Items from a dataset
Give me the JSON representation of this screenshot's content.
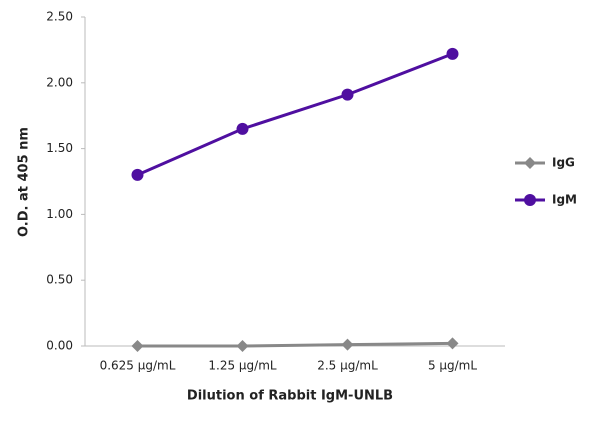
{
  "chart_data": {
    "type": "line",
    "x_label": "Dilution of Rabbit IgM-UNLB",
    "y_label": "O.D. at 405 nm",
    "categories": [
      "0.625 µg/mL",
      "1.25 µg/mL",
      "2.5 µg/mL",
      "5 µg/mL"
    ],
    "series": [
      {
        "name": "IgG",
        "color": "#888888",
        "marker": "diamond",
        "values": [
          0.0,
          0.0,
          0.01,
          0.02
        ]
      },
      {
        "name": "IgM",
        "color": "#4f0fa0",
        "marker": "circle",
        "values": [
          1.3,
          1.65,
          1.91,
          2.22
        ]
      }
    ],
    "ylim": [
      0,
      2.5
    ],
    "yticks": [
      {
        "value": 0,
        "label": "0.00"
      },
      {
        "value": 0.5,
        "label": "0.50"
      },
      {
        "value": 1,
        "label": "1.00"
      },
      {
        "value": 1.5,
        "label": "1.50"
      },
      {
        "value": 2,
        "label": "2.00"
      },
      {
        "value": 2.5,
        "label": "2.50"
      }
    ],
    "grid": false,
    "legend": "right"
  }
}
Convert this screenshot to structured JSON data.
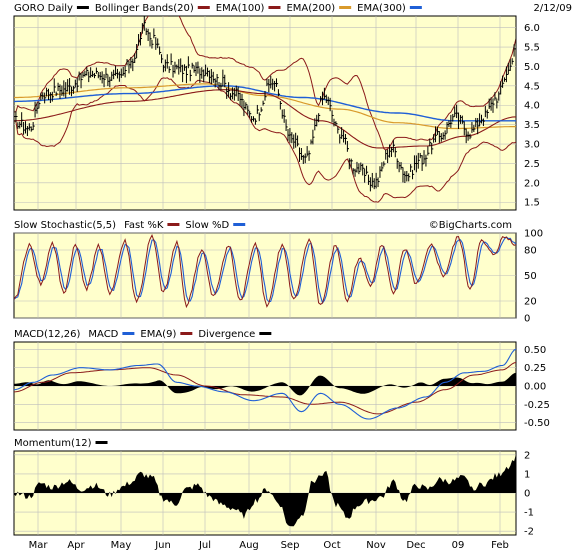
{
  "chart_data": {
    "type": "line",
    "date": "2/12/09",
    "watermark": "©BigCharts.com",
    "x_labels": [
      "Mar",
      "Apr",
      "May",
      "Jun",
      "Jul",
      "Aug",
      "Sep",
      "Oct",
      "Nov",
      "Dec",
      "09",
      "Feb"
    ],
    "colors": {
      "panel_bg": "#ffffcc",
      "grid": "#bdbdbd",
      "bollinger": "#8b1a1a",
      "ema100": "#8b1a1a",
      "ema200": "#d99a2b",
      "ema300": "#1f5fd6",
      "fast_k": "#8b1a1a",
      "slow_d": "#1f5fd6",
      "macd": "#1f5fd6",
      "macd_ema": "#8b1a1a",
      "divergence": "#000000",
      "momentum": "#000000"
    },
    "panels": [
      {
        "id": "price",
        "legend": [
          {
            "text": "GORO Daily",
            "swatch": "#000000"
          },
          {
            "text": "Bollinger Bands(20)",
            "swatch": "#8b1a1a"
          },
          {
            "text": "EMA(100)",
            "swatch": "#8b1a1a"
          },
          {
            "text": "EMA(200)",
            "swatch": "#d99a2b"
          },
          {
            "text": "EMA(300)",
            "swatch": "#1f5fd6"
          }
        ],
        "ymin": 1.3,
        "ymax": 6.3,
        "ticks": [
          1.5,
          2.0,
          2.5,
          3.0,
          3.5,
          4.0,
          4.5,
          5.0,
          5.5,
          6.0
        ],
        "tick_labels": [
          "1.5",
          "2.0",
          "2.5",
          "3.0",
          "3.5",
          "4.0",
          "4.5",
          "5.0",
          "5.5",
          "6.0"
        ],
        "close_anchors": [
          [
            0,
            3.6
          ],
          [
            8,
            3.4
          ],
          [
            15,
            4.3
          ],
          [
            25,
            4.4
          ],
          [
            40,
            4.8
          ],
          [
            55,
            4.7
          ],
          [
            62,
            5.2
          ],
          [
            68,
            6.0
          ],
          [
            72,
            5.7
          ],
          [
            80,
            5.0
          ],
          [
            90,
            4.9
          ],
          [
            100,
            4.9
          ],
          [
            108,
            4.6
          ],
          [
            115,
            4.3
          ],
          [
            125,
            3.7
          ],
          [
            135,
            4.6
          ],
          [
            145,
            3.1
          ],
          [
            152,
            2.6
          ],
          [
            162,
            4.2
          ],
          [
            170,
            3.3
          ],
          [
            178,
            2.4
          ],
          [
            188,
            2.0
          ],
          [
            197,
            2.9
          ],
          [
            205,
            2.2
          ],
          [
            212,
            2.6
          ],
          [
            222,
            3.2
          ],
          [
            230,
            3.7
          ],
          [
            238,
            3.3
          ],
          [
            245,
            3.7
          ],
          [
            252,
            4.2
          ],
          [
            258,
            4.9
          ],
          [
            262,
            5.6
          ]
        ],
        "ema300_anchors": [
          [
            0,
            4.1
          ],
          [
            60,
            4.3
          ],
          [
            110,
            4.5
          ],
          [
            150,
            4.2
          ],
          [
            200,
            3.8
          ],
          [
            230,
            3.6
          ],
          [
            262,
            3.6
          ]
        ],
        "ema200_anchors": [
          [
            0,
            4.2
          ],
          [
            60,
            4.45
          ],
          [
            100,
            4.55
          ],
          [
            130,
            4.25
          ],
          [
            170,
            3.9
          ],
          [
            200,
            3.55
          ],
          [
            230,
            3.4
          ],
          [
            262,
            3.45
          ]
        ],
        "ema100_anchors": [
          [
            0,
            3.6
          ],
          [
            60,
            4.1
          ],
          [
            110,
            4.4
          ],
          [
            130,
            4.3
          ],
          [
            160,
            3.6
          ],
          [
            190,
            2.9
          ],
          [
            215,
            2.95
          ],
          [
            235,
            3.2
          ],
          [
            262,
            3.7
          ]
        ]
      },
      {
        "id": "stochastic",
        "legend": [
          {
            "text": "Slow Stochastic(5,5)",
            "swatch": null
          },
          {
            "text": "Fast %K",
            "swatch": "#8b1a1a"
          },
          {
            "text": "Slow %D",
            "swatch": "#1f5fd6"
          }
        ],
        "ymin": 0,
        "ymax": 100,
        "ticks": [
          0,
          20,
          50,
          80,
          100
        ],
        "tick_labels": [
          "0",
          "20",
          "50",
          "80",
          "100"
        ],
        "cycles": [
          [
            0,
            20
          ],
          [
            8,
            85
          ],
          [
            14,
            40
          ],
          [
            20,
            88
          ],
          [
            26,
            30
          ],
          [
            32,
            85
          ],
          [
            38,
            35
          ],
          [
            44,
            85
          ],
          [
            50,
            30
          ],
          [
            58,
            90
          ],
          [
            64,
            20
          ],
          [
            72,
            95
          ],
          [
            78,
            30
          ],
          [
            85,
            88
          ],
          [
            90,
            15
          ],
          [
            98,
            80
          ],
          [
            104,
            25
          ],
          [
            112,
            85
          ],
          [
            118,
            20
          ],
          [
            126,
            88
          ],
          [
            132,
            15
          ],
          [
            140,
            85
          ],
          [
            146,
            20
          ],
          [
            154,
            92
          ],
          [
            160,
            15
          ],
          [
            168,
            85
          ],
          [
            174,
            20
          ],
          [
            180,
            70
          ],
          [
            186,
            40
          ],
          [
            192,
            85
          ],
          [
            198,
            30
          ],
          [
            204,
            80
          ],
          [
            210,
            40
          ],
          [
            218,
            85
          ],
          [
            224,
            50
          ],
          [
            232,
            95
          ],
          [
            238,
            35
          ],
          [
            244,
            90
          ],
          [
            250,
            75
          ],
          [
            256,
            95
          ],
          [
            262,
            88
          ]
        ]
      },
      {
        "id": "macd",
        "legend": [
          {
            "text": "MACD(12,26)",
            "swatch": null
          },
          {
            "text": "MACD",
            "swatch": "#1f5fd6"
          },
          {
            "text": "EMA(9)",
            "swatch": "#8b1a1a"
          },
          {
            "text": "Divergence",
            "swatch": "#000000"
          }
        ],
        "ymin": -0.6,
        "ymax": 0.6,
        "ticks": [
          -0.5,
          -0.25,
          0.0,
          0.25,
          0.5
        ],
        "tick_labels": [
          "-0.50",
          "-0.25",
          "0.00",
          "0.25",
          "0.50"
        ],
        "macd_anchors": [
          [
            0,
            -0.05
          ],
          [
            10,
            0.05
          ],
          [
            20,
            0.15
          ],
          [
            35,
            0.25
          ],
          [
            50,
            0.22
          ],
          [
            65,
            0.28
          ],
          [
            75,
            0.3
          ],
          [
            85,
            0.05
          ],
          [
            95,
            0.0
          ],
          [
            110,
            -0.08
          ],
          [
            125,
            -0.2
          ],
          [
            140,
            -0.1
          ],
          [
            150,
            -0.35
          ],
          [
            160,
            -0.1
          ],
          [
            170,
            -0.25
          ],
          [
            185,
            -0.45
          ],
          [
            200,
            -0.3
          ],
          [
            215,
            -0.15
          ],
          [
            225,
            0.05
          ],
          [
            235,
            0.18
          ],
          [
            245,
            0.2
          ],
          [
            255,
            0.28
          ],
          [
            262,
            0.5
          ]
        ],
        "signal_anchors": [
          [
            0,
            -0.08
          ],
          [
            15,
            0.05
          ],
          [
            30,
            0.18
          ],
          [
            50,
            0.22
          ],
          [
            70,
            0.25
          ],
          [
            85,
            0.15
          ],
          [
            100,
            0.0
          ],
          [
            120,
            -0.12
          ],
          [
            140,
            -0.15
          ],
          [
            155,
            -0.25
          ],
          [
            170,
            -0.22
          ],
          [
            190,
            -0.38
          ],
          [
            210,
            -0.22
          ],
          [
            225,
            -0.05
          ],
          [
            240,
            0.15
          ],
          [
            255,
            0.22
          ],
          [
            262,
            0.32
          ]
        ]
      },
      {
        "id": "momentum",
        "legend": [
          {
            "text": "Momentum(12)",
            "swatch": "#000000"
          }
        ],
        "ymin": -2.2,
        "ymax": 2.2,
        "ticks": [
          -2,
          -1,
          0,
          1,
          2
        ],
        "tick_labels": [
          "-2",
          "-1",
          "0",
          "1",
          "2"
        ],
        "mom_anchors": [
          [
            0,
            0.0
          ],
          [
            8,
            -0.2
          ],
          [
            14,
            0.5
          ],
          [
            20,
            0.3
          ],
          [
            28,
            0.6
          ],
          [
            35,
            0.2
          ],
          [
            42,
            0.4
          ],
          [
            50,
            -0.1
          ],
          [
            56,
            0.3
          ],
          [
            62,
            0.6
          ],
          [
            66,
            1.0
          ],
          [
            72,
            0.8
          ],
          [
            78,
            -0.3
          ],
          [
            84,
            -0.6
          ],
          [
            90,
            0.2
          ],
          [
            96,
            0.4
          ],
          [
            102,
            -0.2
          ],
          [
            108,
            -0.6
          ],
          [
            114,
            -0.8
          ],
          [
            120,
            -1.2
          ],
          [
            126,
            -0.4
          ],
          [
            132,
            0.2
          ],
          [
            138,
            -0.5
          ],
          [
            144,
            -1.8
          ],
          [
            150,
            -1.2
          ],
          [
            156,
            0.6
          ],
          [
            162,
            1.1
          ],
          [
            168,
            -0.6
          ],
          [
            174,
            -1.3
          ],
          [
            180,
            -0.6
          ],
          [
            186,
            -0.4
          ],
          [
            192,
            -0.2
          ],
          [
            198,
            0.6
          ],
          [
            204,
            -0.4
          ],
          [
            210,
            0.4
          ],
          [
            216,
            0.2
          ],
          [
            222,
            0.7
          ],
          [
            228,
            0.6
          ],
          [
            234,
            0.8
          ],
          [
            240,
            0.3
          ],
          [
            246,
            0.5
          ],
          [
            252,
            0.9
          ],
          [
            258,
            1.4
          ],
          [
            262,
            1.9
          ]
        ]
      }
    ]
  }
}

Stated goal: Gather each line of the listing that holds the string "JSON".

Output of the task:
Give me the JSON representation of this screenshot's content.
Convert this screenshot to structured JSON data.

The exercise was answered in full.